Where a line contains the string "Российской", copy that line.
- - - -
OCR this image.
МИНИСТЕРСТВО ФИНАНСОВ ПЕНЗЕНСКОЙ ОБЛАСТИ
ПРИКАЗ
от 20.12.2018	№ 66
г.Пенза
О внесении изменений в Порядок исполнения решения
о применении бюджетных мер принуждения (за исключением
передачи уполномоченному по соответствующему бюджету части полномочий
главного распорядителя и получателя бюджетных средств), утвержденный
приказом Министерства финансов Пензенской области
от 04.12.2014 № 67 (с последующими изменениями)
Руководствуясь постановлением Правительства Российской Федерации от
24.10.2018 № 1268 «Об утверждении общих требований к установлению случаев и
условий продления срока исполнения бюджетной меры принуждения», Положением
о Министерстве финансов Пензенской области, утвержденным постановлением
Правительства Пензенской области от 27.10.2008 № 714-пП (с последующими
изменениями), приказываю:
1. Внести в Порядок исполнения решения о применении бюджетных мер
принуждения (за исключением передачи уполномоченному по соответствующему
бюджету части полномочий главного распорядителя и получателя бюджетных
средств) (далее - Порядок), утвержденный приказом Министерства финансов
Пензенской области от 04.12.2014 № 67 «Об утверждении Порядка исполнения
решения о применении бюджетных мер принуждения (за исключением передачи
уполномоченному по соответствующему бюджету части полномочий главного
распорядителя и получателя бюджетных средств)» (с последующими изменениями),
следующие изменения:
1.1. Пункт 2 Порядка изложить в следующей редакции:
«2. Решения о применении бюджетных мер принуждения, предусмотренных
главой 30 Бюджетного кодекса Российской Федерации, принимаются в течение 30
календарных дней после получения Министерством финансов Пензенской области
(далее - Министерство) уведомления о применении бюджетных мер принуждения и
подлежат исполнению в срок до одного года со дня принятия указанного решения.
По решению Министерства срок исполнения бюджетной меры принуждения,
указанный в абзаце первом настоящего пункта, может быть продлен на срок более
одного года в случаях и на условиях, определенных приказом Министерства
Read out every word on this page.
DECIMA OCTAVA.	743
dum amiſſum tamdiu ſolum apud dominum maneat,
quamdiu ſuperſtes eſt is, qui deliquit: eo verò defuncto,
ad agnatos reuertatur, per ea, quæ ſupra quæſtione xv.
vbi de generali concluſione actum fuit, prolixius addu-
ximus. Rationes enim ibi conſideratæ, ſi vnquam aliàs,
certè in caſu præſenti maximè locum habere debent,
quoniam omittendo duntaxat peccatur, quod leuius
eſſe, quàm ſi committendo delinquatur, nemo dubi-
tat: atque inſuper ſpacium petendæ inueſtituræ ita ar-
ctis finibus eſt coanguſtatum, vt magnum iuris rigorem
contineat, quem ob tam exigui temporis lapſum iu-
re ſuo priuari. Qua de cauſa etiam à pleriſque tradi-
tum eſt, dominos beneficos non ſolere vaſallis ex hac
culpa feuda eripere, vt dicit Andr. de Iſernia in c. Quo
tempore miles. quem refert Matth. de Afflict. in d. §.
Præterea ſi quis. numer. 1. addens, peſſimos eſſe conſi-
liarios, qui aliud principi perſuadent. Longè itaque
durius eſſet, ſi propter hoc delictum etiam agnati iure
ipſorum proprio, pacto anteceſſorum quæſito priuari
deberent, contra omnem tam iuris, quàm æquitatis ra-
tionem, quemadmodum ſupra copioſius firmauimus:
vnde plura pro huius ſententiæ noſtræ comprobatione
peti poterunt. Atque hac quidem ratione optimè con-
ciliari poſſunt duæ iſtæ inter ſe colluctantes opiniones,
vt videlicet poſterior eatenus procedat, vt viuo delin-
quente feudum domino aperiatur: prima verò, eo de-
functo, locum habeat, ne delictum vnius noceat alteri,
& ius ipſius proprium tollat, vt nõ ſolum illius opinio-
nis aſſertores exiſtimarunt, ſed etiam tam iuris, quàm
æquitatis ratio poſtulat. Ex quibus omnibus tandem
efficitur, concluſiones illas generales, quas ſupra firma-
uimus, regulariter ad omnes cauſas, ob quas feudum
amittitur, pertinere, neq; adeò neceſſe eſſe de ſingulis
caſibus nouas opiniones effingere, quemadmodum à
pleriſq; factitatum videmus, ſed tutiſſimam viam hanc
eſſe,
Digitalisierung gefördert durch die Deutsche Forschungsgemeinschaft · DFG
- - - -
§ Answer in full
Руководствуясь постановлением Правительства Российской Федерации от
главой 30 Бюджетного кодекса Российской Федерации, принимаются в течение 30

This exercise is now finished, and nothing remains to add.